- **Instructions to follow**: Pick out every line in the data below that holds "设计实验".

Dataset entries
=====

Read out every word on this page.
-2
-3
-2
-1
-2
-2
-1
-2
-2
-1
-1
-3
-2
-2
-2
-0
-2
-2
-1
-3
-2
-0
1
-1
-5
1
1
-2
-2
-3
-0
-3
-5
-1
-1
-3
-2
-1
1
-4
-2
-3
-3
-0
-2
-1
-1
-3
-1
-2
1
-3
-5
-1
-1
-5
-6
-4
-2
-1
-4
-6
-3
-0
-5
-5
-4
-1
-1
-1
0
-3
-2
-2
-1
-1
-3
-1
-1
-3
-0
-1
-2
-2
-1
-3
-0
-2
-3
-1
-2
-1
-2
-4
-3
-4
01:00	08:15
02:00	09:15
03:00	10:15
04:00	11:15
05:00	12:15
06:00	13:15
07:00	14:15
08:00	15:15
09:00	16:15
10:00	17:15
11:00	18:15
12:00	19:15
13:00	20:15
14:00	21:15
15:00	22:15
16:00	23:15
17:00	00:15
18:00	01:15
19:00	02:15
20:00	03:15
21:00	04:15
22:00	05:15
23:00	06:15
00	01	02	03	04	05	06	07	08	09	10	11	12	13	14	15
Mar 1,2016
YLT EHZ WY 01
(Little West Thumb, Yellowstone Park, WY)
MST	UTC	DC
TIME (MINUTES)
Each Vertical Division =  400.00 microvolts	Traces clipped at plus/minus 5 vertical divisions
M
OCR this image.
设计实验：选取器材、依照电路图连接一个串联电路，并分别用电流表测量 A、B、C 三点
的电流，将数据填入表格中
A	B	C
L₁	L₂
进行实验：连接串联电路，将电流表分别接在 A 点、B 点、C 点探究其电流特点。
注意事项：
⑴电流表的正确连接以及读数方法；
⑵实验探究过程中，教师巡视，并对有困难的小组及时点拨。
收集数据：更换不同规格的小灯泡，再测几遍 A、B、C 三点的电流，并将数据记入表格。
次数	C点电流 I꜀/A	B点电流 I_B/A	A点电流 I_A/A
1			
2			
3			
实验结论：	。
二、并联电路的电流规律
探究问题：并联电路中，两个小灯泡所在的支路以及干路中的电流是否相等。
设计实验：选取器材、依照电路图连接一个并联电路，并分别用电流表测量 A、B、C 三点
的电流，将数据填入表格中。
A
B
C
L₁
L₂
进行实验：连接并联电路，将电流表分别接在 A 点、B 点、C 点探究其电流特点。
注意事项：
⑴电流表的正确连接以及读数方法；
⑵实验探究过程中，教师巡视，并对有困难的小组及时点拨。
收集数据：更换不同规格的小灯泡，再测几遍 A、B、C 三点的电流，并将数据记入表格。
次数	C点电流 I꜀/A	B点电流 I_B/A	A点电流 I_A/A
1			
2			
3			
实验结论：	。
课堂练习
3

=====

- **Output for this exercise**:
设计实验：选取器材、依照电路图连接一个串联电路，并分别用电流表测量 A、B、C 三点
设计实验：选取器材、依照电路图连接一个并联电路，并分别用电流表测量 A、B、C 三点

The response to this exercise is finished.